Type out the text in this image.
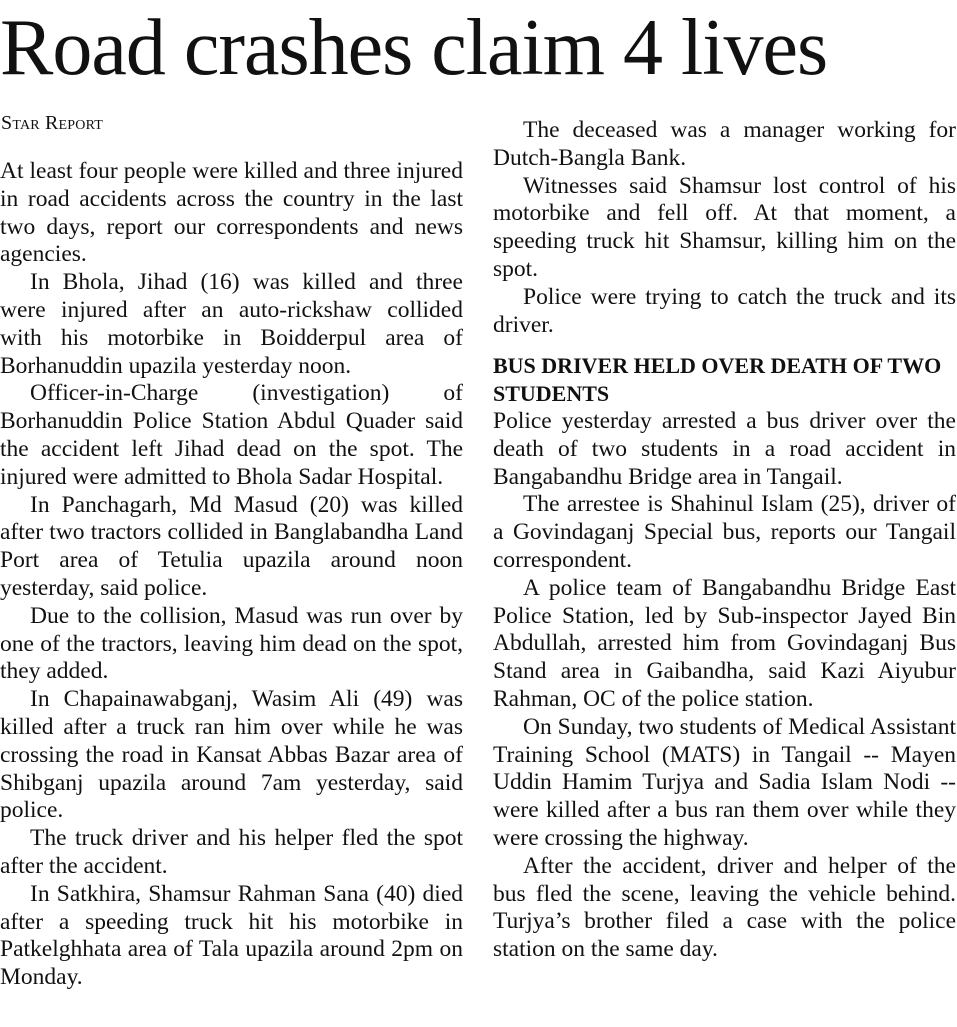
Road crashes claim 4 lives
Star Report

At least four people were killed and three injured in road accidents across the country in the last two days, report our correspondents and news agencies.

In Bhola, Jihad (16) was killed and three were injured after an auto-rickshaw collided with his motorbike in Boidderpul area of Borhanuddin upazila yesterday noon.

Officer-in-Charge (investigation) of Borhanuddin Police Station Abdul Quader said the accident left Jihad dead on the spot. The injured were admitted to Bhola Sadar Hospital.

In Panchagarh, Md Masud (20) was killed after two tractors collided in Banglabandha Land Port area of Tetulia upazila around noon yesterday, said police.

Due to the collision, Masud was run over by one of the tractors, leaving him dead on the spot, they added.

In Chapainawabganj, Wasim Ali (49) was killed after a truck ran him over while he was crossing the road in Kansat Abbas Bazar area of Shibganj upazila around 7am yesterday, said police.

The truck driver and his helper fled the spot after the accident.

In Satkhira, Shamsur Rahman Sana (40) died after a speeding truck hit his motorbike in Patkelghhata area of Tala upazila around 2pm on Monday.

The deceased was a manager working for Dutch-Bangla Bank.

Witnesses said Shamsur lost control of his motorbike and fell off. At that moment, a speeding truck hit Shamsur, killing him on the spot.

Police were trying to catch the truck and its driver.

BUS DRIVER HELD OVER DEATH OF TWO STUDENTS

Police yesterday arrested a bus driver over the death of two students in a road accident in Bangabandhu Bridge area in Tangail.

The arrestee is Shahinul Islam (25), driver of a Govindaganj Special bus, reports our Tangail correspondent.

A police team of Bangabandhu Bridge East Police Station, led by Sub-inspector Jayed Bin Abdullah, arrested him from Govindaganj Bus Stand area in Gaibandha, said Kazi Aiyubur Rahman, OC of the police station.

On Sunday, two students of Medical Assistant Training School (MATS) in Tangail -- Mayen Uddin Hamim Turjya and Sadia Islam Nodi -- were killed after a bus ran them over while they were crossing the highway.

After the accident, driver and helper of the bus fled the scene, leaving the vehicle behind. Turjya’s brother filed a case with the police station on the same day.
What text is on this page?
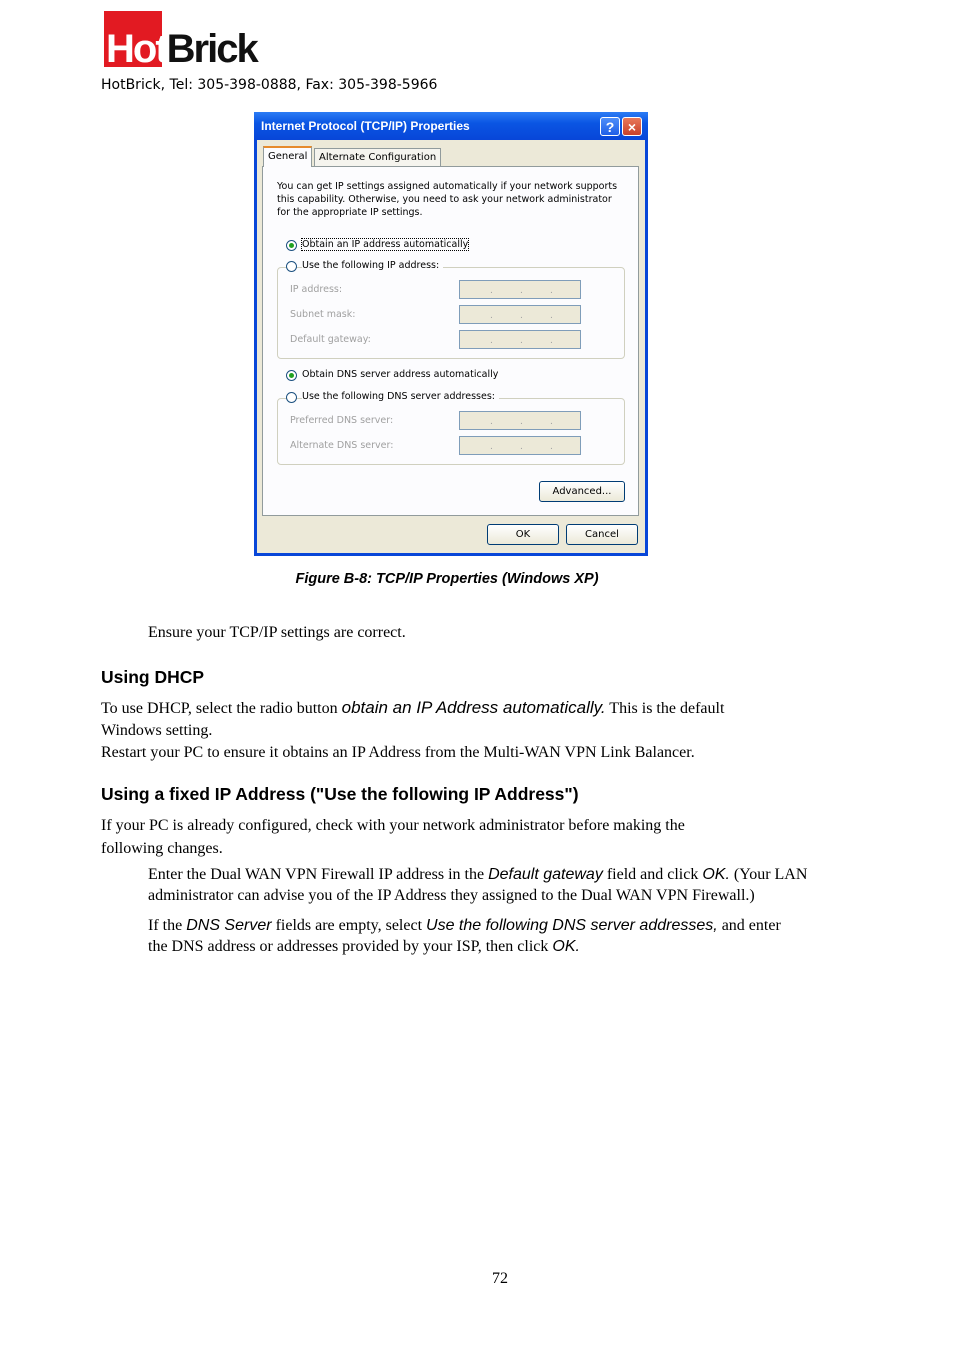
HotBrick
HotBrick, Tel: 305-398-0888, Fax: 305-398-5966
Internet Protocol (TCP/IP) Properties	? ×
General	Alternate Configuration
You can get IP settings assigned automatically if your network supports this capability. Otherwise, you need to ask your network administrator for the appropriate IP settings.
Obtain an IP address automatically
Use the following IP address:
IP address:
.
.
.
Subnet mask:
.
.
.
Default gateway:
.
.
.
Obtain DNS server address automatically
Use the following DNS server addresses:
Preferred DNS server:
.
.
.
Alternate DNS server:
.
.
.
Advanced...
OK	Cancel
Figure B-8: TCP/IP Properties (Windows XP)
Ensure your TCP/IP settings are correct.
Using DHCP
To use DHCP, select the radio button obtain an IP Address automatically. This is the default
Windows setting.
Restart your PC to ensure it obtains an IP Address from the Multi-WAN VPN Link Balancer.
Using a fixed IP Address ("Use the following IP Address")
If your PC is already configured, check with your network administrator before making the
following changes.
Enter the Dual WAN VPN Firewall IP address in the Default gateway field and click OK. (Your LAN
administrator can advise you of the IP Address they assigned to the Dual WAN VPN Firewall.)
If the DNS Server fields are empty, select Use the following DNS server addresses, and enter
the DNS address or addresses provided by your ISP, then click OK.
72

==

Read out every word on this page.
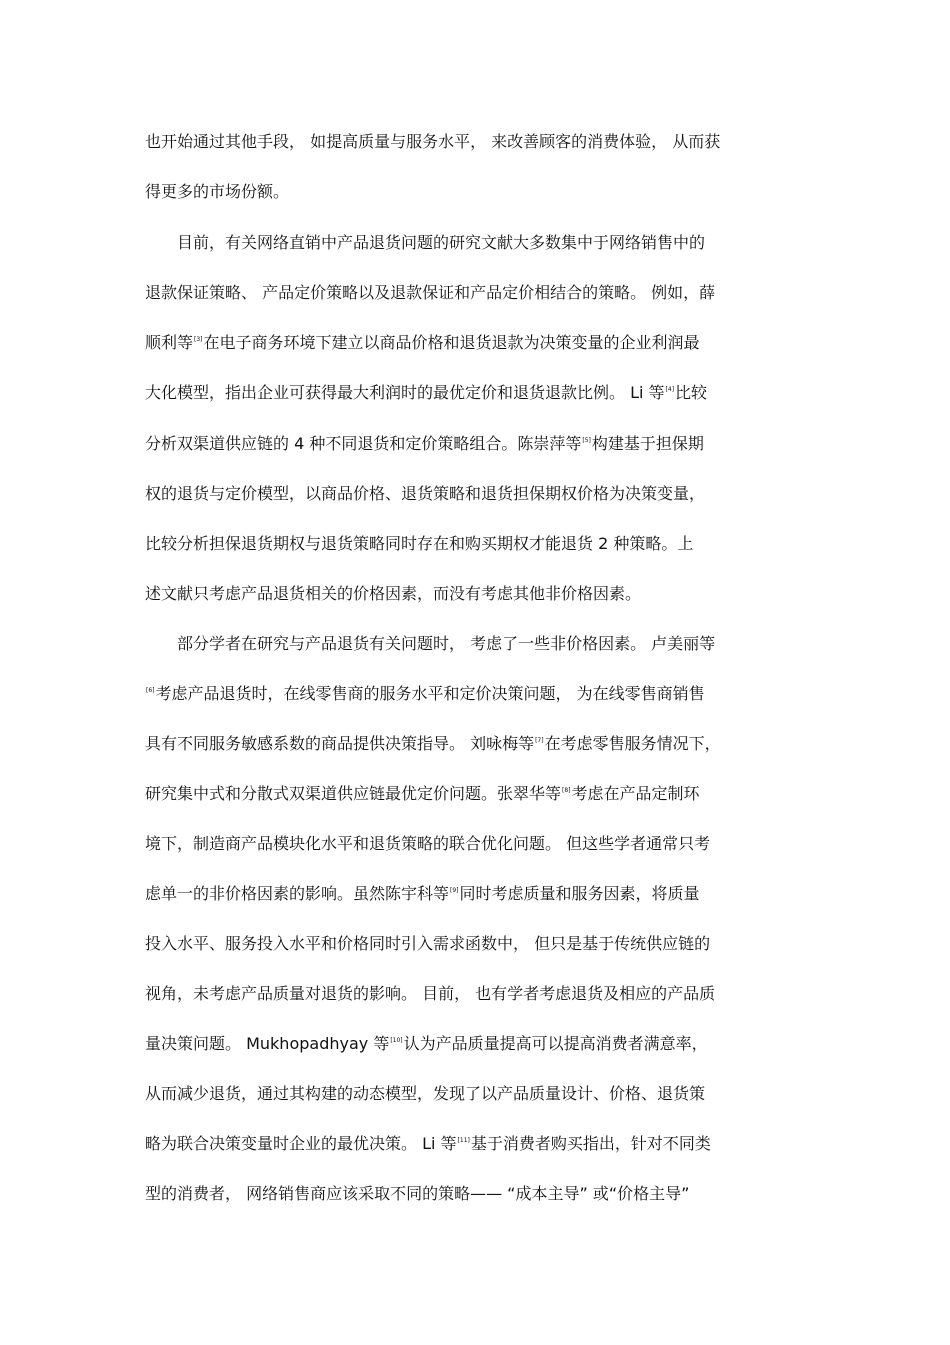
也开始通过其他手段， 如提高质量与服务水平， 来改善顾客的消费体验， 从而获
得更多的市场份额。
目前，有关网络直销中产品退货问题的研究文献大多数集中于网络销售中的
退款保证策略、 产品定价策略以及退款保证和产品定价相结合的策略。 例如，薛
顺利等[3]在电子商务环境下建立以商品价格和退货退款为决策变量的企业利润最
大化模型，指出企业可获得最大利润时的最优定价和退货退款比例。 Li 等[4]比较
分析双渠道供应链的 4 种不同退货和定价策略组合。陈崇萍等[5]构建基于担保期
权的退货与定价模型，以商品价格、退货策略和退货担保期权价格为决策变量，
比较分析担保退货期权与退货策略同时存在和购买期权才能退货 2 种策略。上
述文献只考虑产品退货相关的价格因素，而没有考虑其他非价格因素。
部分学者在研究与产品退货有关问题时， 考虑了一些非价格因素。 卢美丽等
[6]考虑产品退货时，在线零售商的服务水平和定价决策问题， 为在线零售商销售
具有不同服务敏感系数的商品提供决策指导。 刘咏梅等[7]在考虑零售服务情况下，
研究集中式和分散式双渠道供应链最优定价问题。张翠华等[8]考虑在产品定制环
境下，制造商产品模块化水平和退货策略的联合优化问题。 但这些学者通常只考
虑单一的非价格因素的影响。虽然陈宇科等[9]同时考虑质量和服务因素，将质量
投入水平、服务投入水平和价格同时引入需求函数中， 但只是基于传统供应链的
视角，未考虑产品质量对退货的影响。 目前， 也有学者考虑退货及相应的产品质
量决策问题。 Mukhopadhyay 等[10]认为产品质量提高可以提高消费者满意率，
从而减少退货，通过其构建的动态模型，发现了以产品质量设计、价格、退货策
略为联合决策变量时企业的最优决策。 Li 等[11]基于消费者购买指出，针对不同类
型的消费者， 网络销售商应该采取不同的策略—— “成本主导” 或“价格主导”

WRITTEN REQUEST:
Look over the listing. Pull out every line with the string "they" in it.

SOLUTION TO THIS EXERCISE:
Due to the collision, Masud was run over by one of the tractors, leaving him dead on the spot, they added.
On Sunday, two students of Medical Assistant Training School (MATS) in Tangail -- Mayen Uddin Hamim Turjya and Sadia Islam Nodi -- were killed after a bus ran them over while they were crossing the highway.
administrator can advise you of the IP Address they assigned to the Dual WAN VPN Firewall.)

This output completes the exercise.